Excerto do texto |
Na campanha, Carlos Moedas falou na questão de Lisboa ter perdido habitantes e na necessidade de trazer as pessoas de volta à cidade.
Exatamente, é isso. Nós queremos verdadeiramente pôr toda a orquestra a tocar essa ideia. Sentimos que não está ainda tudo a tocar, portanto, vamos tentar pôr tudo a tocar. A nossa parte obviamente que tem de estar a tocar e temos que ter números muito certos, e, por falar nisso, partilhamos sempre os números com todos - aquilo que vamos tendo e vamos descobrindo vamos partilhar sempre os números todos. Também é outra diferença em relação ao executivo anterior, pois era muito difícil saber exatamente os números. Nós partilhamos tudo o que temos com a oposição, para todos saberem exatamente o que é que se passa, tanto no património municipal como nos números que temos. Temos que ter uma política conduzida por dados e não por ideologias que não estão assentes na realidade. Temos que ter aqui algum pragmatismo.
Uma das coisas que já a ouvi mencionar é a questão das cooperativas. O que tem em mente quando fala desta questão?

Tarefa indicada a | Segundo o excerto, por que deve ser conduzida a política, em vez de ideologias que não estão assentes na realidade?

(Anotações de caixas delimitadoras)

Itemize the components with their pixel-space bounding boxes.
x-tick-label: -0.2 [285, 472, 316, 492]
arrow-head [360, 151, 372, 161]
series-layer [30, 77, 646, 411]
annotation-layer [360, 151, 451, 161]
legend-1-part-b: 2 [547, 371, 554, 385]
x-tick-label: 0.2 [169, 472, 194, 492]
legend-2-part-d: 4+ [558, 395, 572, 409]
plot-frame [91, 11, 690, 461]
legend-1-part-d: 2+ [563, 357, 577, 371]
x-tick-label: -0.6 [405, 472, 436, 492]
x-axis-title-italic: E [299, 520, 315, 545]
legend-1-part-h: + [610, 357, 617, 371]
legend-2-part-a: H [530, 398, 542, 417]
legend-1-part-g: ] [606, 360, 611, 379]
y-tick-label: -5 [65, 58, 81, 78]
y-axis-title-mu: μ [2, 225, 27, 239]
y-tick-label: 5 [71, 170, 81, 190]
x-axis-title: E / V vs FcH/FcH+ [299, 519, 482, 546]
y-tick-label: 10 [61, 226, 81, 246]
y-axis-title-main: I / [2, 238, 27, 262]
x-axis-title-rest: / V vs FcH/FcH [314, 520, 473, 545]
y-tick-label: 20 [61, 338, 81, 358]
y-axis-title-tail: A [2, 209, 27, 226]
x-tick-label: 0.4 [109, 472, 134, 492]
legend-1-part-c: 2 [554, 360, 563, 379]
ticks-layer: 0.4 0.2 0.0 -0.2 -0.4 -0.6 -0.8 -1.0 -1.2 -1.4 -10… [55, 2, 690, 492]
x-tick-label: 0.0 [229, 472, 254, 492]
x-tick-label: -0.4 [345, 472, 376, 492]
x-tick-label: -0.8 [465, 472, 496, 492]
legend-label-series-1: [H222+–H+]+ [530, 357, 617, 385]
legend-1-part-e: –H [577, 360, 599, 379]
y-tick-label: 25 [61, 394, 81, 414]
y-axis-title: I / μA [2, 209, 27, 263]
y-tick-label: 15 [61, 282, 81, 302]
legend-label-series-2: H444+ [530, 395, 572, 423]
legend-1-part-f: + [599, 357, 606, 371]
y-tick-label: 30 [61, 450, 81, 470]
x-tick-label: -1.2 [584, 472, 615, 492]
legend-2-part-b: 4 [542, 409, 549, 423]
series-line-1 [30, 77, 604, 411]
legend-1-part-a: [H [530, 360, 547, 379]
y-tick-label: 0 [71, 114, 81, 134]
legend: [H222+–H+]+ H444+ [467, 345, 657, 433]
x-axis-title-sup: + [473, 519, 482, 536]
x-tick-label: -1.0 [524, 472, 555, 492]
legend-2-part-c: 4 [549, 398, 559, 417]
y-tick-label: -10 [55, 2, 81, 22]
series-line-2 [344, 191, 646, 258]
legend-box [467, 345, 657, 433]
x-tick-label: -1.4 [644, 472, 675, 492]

Tarefa indicada b | Converta todas as linhas das anotações de caixas delimitadoras numa tabela Markdown com as colunas «Nº» e «Linha». Numere cada linha e omita as linhas em branco.

Resposta completa a | Por dados.

Resposta completa b |
| Nº | Linha |
|---|---|
| 1 | Itemize the components with their pixel-space bounding boxes. |
| 2 | x-tick-label: -0.2 [285, 472, 316, 492] |
| 3 | arrow-head [360, 151, 372, 161] |
| 4 | series-layer [30, 77, 646, 411] |
| 5 | annotation-layer [360, 151, 451, 161] |
| 6 | legend-1-part-b: 2 [547, 371, 554, 385] |
| 7 | x-tick-label: 0.2 [169, 472, 194, 492] |
| 8 | legend-2-part-d: 4+ [558, 395, 572, 409] |
| 9 | plot-frame [91, 11, 690, 461] |
| 10 | legend-1-part-d: 2+ [563, 357, 577, 371] |
| 11 | x-tick-label: -0.6 [405, 472, 436, 492] |
| 12 | x-axis-title-italic: E [299, 520, 315, 545] |
| 13 | legend-1-part-h: + [610, 357, 617, 371] |
| 14 | legend-2-part-a: H [530, 398, 542, 417] |
| 15 | legend-1-part-g: ] [606, 360, 611, 379] |
| 16 | y-tick-label: -5 [65, 58, 81, 78] |
| 17 | y-axis-title-mu: μ [2, 225, 27, 239] |
| 18 | y-tick-label: 5 [71, 170, 81, 190] |
| 19 | x-axis-title: E / V vs FcH/FcH+ [299, 519, 482, 546] |
| 20 | y-tick-label: 10 [61, 226, 81, 246] |
| 21 | y-axis-title-main: I / [2, 238, 27, 262] |
| 22 | x-axis-title-rest: / V vs FcH/FcH [314, 520, 473, 545] |
| 23 | y-tick-label: 20 [61, 338, 81, 358] |
| 24 | y-axis-title-tail: A [2, 209, 27, 226] |
| 25 | x-tick-label: 0.4 [109, 472, 134, 492] |
| 26 | legend-1-part-c: 2 [554, 360, 563, 379] |
| 27 | ticks-layer: 0.4 0.2 0.0 -0.2 -0.4 -0.6 -0.8 -1.0 -1.2 -1.4 -10… [55, 2, 690, 492] |
| 28 | x-tick-label: 0.0 [229, 472, 254, 492] |
| 29 | x-tick-label: -0.4 [345, 472, 376, 492] |
| 30 | x-tick-label: -0.8 [465, 472, 496, 492] |
| 31 | legend-label-series-1: [H222+–H+]+ [530, 357, 617, 385] |
| 32 | legend-1-part-e: –H [577, 360, 599, 379] |
| 33 | y-tick-label: 25 [61, 394, 81, 414] |
| 34 | y-axis-title: I / μA [2, 209, 27, 263] |
| 35 | y-tick-label: 15 [61, 282, 81, 302] |
| 36 | legend-label-series-2: H444+ [530, 395, 572, 423] |
| 37 | legend-1-part-f: + [599, 357, 606, 371] |
| 38 | y-tick-label: 30 [61, 450, 81, 470] |
| 39 | x-tick-label: -1.2 [584, 472, 615, 492] |
| 40 | legend-2-part-b: 4 [542, 409, 549, 423] |
| 41 | series-line-1 [30, 77, 604, 411] |
| 42 | legend-1-part-a: [H [530, 360, 547, 379] |
| 43 | y-tick-label: 0 [71, 114, 81, 134] |
| 44 | legend: [H222+–H+]+ H444+ [467, 345, 657, 433] |
| 45 | x-axis-title-sup: + [473, 519, 482, 536] |
| 46 | x-tick-label: -1.0 [524, 472, 555, 492] |
| 47 | legend-2-part-c: 4 [549, 398, 559, 417] |
| 48 | y-tick-label: -10 [55, 2, 81, 22] |
| 49 | series-line-2 [344, 191, 646, 258] |
| 50 | legend-box [467, 345, 657, 433] |
| 51 | x-tick-label: -1.4 [644, 472, 675, 492] |